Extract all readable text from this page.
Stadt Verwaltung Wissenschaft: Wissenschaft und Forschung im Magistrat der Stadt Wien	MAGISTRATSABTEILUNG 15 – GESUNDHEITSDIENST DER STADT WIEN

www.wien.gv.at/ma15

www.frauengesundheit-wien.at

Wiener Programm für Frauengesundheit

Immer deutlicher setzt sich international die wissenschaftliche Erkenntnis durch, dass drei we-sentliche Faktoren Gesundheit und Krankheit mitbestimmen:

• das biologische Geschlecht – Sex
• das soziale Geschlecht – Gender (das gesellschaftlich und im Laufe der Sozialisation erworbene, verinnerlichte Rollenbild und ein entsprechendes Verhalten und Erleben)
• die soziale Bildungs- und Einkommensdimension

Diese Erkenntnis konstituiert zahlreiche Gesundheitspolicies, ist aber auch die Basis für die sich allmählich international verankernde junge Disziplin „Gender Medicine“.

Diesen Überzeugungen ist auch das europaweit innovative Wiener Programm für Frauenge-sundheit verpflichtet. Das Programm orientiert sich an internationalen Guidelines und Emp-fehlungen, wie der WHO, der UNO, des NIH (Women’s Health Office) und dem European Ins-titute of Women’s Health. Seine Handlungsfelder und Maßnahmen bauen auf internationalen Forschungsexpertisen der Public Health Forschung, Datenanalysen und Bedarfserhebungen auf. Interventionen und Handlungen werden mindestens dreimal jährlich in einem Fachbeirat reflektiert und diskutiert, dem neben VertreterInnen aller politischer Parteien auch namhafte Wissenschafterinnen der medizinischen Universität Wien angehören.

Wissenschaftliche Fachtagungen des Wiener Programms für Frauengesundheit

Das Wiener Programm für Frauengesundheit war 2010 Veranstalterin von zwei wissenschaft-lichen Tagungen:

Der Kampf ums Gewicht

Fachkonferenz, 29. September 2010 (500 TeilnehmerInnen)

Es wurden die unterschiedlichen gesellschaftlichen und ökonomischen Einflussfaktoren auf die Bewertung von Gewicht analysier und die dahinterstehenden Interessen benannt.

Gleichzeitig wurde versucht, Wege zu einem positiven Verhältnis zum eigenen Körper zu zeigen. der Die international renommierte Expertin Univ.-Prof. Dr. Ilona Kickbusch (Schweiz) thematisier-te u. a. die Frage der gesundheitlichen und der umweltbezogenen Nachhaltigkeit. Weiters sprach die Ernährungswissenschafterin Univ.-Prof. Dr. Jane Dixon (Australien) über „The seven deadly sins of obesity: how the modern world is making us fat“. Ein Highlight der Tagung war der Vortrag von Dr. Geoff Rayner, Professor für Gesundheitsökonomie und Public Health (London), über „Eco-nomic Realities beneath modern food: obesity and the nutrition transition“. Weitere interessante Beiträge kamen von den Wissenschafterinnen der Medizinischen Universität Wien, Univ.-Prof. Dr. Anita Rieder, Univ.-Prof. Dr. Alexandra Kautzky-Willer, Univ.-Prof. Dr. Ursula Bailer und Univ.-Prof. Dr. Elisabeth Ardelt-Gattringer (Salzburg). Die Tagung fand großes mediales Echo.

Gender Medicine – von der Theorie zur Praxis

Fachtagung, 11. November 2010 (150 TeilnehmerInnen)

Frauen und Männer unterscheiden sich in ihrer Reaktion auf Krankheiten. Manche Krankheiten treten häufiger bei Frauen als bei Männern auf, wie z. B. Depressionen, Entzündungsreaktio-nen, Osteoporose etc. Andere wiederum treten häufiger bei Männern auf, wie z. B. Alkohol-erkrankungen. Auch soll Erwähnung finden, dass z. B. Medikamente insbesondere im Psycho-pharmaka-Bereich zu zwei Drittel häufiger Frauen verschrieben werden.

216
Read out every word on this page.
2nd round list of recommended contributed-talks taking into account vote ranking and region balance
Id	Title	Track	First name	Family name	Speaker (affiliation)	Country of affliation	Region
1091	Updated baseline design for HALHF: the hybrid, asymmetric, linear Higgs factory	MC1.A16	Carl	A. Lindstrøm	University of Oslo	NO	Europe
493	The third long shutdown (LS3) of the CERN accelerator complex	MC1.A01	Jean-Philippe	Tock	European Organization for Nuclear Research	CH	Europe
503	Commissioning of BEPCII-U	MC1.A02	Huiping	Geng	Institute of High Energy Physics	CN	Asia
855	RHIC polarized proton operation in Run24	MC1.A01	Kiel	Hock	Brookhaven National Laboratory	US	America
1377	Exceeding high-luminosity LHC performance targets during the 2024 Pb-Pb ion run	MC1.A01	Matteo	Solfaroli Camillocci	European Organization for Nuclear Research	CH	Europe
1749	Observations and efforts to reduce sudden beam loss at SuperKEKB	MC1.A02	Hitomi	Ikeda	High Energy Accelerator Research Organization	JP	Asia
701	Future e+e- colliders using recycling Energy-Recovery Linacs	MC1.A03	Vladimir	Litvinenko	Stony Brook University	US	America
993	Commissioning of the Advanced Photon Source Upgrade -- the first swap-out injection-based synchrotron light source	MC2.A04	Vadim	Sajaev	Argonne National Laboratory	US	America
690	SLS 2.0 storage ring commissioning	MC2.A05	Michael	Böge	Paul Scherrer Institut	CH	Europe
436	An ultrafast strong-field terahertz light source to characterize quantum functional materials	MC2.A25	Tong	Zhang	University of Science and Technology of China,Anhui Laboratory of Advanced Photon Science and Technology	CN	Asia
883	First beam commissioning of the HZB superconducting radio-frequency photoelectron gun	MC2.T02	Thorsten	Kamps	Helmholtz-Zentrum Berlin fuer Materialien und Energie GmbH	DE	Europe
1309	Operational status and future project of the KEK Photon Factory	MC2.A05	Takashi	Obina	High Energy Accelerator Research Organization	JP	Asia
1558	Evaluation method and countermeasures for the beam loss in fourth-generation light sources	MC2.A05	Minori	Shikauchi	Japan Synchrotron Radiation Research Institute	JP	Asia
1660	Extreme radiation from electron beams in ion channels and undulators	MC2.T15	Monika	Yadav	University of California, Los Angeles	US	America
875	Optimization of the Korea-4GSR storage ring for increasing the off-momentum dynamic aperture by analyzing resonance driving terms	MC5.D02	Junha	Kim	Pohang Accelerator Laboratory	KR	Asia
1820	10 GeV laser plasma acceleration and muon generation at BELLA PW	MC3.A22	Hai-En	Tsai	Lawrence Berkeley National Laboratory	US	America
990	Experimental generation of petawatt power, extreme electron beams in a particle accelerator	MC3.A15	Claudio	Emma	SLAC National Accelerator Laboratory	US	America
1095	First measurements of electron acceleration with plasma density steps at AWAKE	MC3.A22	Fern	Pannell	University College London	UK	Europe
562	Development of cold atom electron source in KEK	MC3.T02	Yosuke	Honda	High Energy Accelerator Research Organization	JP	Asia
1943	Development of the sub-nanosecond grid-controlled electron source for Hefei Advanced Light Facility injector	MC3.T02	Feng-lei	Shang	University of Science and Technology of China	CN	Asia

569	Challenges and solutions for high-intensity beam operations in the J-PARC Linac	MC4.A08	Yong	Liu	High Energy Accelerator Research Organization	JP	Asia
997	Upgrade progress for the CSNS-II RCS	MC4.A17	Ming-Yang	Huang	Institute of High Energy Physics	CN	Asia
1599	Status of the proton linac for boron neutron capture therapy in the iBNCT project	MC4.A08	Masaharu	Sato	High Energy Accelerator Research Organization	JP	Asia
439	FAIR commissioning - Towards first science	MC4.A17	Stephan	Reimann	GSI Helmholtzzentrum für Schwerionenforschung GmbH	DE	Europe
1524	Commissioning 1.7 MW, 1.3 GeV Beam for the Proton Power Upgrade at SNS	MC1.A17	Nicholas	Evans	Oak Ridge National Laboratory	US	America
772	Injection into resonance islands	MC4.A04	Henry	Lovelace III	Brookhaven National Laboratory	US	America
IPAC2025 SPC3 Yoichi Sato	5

┄┄┄┄┄┄

# GOAL
Write out all of the records once more, exactly.

# FULL ANSWER
Extract all readable text from this page.
Stadt Verwaltung Wissenschaft: Wissenschaft und Forschung im Magistrat der Stadt Wien	MAGISTRATSABTEILUNG 15 – GESUNDHEITSDIENST DER STADT WIEN

www.wien.gv.at/ma15

www.frauengesundheit-wien.at

Wiener Programm für Frauengesundheit

Immer deutlicher setzt sich international die wissenschaftliche Erkenntnis durch, dass drei we-sentliche Faktoren Gesundheit und Krankheit mitbestimmen:

• das biologische Geschlecht – Sex
• das soziale Geschlecht – Gender (das gesellschaftlich und im Laufe der Sozialisation erworbene, verinnerlichte Rollenbild und ein entsprechendes Verhalten und Erleben)
• die soziale Bildungs- und Einkommensdimension

Diese Erkenntnis konstituiert zahlreiche Gesundheitspolicies, ist aber auch die Basis für die sich allmählich international verankernde junge Disziplin „Gender Medicine“.

Diesen Überzeugungen ist auch das europaweit innovative Wiener Programm für Frauenge-sundheit verpflichtet. Das Programm orientiert sich an internationalen Guidelines und Emp-fehlungen, wie der WHO, der UNO, des NIH (Women’s Health Office) und dem European Ins-titute of Women’s Health. Seine Handlungsfelder und Maßnahmen bauen auf internationalen Forschungsexpertisen der Public Health Forschung, Datenanalysen und Bedarfserhebungen auf. Interventionen und Handlungen werden mindestens dreimal jährlich in einem Fachbeirat reflektiert und diskutiert, dem neben VertreterInnen aller politischer Parteien auch namhafte Wissenschafterinnen der medizinischen Universität Wien angehören.

Wissenschaftliche Fachtagungen des Wiener Programms für Frauengesundheit

Das Wiener Programm für Frauengesundheit war 2010 Veranstalterin von zwei wissenschaft-lichen Tagungen:

Der Kampf ums Gewicht

Fachkonferenz, 29. September 2010 (500 TeilnehmerInnen)

Es wurden die unterschiedlichen gesellschaftlichen und ökonomischen Einflussfaktoren auf die Bewertung von Gewicht analysier und die dahinterstehenden Interessen benannt.

Gleichzeitig wurde versucht, Wege zu einem positiven Verhältnis zum eigenen Körper zu zeigen. der Die international renommierte Expertin Univ.-Prof. Dr. Ilona Kickbusch (Schweiz) thematisier-te u. a. die Frage der gesundheitlichen und der umweltbezogenen Nachhaltigkeit. Weiters sprach die Ernährungswissenschafterin Univ.-Prof. Dr. Jane Dixon (Australien) über „The seven deadly sins of obesity: how the modern world is making us fat“. Ein Highlight der Tagung war der Vortrag von Dr. Geoff Rayner, Professor für Gesundheitsökonomie und Public Health (London), über „Eco-nomic Realities beneath modern food: obesity and the nutrition transition“. Weitere interessante Beiträge kamen von den Wissenschafterinnen der Medizinischen Universität Wien, Univ.-Prof. Dr. Anita Rieder, Univ.-Prof. Dr. Alexandra Kautzky-Willer, Univ.-Prof. Dr. Ursula Bailer und Univ.-Prof. Dr. Elisabeth Ardelt-Gattringer (Salzburg). Die Tagung fand großes mediales Echo.

Gender Medicine – von der Theorie zur Praxis

Fachtagung, 11. November 2010 (150 TeilnehmerInnen)

Frauen und Männer unterscheiden sich in ihrer Reaktion auf Krankheiten. Manche Krankheiten treten häufiger bei Frauen als bei Männern auf, wie z. B. Depressionen, Entzündungsreaktio-nen, Osteoporose etc. Andere wiederum treten häufiger bei Männern auf, wie z. B. Alkohol-erkrankungen. Auch soll Erwähnung finden, dass z. B. Medikamente insbesondere im Psycho-pharmaka-Bereich zu zwei Drittel häufiger Frauen verschrieben werden.

216
Read out every word on this page.
2nd round list of recommended contributed-talks taking into account vote ranking and region balance
Id	Title	Track	First name	Family name	Speaker (affiliation)	Country of affliation	Region
1091	Updated baseline design for HALHF: the hybrid, asymmetric, linear Higgs factory	MC1.A16	Carl	A. Lindstrøm	University of Oslo	NO	Europe
493	The third long shutdown (LS3) of the CERN accelerator complex	MC1.A01	Jean-Philippe	Tock	European Organization for Nuclear Research	CH	Europe
503	Commissioning of BEPCII-U	MC1.A02	Huiping	Geng	Institute of High Energy Physics	CN	Asia
855	RHIC polarized proton operation in Run24	MC1.A01	Kiel	Hock	Brookhaven National Laboratory	US	America
1377	Exceeding high-luminosity LHC performance targets during the 2024 Pb-Pb ion run	MC1.A01	Matteo	Solfaroli Camillocci	European Organization for Nuclear Research	CH	Europe
1749	Observations and efforts to reduce sudden beam loss at SuperKEKB	MC1.A02	Hitomi	Ikeda	High Energy Accelerator Research Organization	JP	Asia
701	Future e+e- colliders using recycling Energy-Recovery Linacs	MC1.A03	Vladimir	Litvinenko	Stony Brook University	US	America
993	Commissioning of the Advanced Photon Source Upgrade -- the first swap-out injection-based synchrotron light source	MC2.A04	Vadim	Sajaev	Argonne National Laboratory	US	America
690	SLS 2.0 storage ring commissioning	MC2.A05	Michael	Böge	Paul Scherrer Institut	CH	Europe
436	An ultrafast strong-field terahertz light source to characterize quantum functional materials	MC2.A25	Tong	Zhang	University of Science and Technology of China,Anhui Laboratory of Advanced Photon Science and Technology	CN	Asia
883	First beam commissioning of the HZB superconducting radio-frequency photoelectron gun	MC2.T02	Thorsten	Kamps	Helmholtz-Zentrum Berlin fuer Materialien und Energie GmbH	DE	Europe
1309	Operational status and future project of the KEK Photon Factory	MC2.A05	Takashi	Obina	High Energy Accelerator Research Organization	JP	Asia
1558	Evaluation method and countermeasures for the beam loss in fourth-generation light sources	MC2.A05	Minori	Shikauchi	Japan Synchrotron Radiation Research Institute	JP	Asia
1660	Extreme radiation from electron beams in ion channels and undulators	MC2.T15	Monika	Yadav	University of California, Los Angeles	US	America
875	Optimization of the Korea-4GSR storage ring for increasing the off-momentum dynamic aperture by analyzing resonance driving terms	MC5.D02	Junha	Kim	Pohang Accelerator Laboratory	KR	Asia
1820	10 GeV laser plasma acceleration and muon generation at BELLA PW	MC3.A22	Hai-En	Tsai	Lawrence Berkeley National Laboratory	US	America
990	Experimental generation of petawatt power, extreme electron beams in a particle accelerator	MC3.A15	Claudio	Emma	SLAC National Accelerator Laboratory	US	America
1095	First measurements of electron acceleration with plasma density steps at AWAKE	MC3.A22	Fern	Pannell	University College London	UK	Europe
562	Development of cold atom electron source in KEK	MC3.T02	Yosuke	Honda	High Energy Accelerator Research Organization	JP	Asia
1943	Development of the sub-nanosecond grid-controlled electron source for Hefei Advanced Light Facility injector	MC3.T02	Feng-lei	Shang	University of Science and Technology of China	CN	Asia

569	Challenges and solutions for high-intensity beam operations in the J-PARC Linac	MC4.A08	Yong	Liu	High Energy Accelerator Research Organization	JP	Asia
997	Upgrade progress for the CSNS-II RCS	MC4.A17	Ming-Yang	Huang	Institute of High Energy Physics	CN	Asia
1599	Status of the proton linac for boron neutron capture therapy in the iBNCT project	MC4.A08	Masaharu	Sato	High Energy Accelerator Research Organization	JP	Asia
439	FAIR commissioning - Towards first science	MC4.A17	Stephan	Reimann	GSI Helmholtzzentrum für Schwerionenforschung GmbH	DE	Europe
1524	Commissioning 1.7 MW, 1.3 GeV Beam for the Proton Power Upgrade at SNS	MC1.A17	Nicholas	Evans	Oak Ridge National Laboratory	US	America
772	Injection into resonance islands	MC4.A04	Henry	Lovelace III	Brookhaven National Laboratory	US	America
IPAC2025 SPC3 Yoichi Sato	5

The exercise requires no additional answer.